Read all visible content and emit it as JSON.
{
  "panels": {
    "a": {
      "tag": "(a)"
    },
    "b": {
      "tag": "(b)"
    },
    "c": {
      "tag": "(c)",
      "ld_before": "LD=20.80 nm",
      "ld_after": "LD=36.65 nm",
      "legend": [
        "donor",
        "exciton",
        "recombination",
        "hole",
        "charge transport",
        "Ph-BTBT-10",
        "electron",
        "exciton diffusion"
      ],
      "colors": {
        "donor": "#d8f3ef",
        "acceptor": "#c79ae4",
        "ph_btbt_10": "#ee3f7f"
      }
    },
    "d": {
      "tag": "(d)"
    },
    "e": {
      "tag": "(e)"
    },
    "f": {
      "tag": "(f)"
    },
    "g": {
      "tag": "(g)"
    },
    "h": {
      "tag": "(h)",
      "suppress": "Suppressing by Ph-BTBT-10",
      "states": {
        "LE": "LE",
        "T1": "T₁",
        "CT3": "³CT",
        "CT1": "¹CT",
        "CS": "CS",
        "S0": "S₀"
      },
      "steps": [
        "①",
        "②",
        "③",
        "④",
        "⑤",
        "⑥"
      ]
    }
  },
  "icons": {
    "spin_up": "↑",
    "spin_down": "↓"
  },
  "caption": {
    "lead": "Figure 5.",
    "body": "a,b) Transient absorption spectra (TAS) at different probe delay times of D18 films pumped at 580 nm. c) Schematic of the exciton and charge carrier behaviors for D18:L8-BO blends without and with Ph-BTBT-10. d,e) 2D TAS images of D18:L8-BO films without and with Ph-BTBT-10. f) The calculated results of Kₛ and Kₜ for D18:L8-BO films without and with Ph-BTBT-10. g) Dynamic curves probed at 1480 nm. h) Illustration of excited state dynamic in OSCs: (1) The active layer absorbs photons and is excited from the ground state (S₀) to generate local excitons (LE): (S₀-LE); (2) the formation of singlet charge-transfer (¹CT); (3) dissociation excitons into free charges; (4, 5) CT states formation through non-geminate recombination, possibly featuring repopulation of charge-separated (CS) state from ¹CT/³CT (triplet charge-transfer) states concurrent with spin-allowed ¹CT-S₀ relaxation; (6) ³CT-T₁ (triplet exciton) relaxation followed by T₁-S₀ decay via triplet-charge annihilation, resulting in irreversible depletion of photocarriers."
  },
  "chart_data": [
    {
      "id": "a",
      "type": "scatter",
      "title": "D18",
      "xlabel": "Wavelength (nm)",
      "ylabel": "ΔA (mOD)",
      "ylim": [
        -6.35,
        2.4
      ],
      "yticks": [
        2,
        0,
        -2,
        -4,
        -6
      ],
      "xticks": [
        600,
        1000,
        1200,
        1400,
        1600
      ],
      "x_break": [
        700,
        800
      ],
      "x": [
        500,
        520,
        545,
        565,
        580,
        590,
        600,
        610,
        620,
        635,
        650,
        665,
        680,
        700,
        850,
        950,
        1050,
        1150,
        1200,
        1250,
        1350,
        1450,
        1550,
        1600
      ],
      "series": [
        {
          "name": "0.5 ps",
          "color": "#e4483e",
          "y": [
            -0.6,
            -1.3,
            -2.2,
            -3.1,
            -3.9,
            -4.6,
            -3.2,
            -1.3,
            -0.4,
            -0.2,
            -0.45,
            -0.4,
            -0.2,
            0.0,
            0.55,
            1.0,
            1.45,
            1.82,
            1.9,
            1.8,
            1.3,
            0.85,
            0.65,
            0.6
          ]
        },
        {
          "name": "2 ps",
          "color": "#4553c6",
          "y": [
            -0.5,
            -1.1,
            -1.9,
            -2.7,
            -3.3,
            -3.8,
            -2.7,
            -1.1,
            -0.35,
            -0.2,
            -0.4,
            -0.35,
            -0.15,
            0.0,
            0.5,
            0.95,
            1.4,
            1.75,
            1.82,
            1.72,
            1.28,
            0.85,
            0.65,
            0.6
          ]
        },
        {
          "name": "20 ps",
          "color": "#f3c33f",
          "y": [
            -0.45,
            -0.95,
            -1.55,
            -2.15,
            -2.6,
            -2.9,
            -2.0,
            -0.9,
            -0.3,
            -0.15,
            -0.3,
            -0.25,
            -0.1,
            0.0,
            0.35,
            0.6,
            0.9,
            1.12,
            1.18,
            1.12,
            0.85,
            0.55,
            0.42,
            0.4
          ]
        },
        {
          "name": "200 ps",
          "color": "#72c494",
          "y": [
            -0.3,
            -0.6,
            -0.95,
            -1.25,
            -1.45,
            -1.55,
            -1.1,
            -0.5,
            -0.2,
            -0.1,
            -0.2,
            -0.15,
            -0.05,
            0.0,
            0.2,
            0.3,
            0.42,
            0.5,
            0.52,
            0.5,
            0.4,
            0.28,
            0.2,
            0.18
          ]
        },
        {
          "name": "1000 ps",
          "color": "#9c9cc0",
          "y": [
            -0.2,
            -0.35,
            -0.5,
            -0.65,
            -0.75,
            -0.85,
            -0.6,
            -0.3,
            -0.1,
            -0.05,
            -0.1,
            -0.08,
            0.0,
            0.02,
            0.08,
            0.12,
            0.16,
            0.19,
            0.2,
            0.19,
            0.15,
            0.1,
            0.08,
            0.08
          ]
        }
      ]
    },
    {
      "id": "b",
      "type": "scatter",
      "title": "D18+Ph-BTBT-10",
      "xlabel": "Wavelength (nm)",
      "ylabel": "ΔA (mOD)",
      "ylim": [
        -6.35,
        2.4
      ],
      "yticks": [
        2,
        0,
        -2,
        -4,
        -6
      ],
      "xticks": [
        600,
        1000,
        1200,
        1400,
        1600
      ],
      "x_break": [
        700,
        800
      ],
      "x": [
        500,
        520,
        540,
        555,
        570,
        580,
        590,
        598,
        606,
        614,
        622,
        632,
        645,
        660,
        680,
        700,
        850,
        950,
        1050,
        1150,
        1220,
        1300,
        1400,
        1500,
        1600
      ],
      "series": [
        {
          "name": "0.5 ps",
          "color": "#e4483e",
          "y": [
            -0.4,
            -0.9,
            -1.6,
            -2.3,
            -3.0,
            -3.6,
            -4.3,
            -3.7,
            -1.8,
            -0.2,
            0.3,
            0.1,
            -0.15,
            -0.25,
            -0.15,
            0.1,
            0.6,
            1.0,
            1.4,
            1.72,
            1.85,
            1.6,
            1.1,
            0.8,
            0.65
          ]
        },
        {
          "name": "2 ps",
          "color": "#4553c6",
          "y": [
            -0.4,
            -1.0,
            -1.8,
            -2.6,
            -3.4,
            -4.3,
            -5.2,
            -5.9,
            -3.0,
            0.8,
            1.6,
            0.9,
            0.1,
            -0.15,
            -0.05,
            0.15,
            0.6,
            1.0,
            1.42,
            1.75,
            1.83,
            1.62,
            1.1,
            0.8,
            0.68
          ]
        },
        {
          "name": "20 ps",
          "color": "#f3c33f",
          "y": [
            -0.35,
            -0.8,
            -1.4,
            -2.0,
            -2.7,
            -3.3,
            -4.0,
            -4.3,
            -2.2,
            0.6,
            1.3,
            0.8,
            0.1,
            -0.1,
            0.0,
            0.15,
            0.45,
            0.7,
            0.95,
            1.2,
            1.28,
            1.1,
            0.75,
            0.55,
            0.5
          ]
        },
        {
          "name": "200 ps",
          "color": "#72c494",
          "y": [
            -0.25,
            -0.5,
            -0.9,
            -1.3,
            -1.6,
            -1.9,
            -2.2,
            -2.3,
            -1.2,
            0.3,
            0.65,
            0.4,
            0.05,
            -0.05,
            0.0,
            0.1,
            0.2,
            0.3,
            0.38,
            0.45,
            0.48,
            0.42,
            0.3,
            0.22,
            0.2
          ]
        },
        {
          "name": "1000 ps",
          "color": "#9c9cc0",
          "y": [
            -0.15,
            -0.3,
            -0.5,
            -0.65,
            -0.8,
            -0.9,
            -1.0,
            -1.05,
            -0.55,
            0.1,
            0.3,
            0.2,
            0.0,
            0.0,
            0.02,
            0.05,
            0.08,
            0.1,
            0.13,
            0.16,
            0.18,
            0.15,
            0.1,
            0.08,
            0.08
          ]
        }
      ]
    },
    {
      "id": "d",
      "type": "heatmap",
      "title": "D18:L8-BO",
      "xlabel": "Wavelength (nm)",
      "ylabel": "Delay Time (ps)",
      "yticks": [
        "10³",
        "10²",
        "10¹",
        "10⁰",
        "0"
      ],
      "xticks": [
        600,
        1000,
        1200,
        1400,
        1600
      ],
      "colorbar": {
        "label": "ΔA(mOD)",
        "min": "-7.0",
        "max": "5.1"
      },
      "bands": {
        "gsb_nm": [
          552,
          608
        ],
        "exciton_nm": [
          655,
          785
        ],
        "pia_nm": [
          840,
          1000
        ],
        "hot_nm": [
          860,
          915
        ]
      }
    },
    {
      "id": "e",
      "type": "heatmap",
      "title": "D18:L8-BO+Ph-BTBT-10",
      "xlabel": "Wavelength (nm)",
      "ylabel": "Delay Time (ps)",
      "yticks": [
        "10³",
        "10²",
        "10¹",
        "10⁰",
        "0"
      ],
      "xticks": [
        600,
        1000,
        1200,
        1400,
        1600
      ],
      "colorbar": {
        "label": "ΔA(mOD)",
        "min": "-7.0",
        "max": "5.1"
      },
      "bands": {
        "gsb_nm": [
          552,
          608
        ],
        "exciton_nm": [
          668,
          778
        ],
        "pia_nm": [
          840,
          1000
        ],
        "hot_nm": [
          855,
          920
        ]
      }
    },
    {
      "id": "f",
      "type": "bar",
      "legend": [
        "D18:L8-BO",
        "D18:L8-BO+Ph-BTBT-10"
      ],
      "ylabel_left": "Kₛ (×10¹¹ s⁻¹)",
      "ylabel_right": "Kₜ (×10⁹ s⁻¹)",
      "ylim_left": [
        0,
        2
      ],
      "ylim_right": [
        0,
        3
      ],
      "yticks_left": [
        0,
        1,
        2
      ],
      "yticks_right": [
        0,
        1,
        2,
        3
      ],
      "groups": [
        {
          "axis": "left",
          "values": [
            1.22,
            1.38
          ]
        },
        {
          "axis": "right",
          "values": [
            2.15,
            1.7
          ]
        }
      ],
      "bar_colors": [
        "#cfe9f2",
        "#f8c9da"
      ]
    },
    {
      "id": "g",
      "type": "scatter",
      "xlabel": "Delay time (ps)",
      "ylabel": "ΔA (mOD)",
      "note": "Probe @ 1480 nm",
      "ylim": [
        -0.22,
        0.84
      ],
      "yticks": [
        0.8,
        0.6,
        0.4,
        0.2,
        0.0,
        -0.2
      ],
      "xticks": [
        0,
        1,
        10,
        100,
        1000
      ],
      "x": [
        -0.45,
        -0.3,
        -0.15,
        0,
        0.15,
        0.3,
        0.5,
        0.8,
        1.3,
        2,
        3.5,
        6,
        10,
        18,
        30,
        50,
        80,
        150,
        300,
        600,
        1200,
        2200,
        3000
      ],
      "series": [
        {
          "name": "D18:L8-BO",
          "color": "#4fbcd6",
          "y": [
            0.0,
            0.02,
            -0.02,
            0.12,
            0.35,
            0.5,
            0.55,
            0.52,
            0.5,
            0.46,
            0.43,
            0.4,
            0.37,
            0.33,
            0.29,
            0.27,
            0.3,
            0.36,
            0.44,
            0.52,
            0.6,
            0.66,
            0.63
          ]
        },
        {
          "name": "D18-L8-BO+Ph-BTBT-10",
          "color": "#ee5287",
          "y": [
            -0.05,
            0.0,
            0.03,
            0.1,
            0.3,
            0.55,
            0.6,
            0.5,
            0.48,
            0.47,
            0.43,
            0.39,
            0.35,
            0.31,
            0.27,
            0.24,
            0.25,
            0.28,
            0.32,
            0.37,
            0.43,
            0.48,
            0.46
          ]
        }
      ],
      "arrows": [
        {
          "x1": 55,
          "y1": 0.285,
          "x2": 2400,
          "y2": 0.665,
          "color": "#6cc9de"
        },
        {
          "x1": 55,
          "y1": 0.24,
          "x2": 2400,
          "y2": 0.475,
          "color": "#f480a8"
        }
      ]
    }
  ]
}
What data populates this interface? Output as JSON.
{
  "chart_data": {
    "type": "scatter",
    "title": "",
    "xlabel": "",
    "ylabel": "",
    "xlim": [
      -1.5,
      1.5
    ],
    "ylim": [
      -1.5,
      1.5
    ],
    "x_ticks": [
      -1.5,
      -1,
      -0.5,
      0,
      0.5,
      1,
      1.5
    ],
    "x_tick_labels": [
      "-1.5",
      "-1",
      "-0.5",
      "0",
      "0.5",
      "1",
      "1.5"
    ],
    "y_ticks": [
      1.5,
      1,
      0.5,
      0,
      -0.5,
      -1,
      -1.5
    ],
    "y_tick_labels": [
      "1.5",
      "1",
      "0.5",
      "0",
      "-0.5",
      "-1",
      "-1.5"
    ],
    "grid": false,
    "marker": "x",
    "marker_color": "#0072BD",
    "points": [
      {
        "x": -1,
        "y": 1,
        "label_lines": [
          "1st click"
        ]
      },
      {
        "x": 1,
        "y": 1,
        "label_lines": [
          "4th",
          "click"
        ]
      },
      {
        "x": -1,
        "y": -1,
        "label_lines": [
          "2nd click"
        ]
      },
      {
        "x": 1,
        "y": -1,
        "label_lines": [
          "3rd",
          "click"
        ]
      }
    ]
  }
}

**CHALLENGE:** Starting from the line containing "What data populates", repeat each line through the end of the entries, exactly.

**FINISHED TASK:**
What data populates this interface? Output as JSON.
{
  "chart_data": {
    "type": "scatter",
    "title": "",
    "xlabel": "",
    "ylabel": "",
    "xlim": [
      -1.5,
      1.5
    ],
    "ylim": [
      -1.5,
      1.5
    ],
    "x_ticks": [
      -1.5,
      -1,
      -0.5,
      0,
      0.5,
      1,
      1.5
    ],
    "x_tick_labels": [
      "-1.5",
      "-1",
      "-0.5",
      "0",
      "0.5",
      "1",
      "1.5"
    ],
    "y_ticks": [
      1.5,
      1,
      0.5,
      0,
      -0.5,
      -1,
      -1.5
    ],
    "y_tick_labels": [
      "1.5",
      "1",
      "0.5",
      "0",
      "-0.5",
      "-1",
      "-1.5"
    ],
    "grid": false,
    "marker": "x",
    "marker_color": "#0072BD",
    "points": [
      {
        "x": -1,
        "y": 1,
        "label_lines": [
          "1st click"
        ]
      },
      {
        "x": 1,
        "y": 1,
        "label_lines": [
          "4th",
          "click"
        ]
      },
      {
        "x": -1,
        "y": -1,
        "label_lines": [
          "2nd click"
        ]
      },
      {
        "x": 1,
        "y": -1,
        "label_lines": [
          "3rd",
          "click"
        ]
      }
    ]
  }
}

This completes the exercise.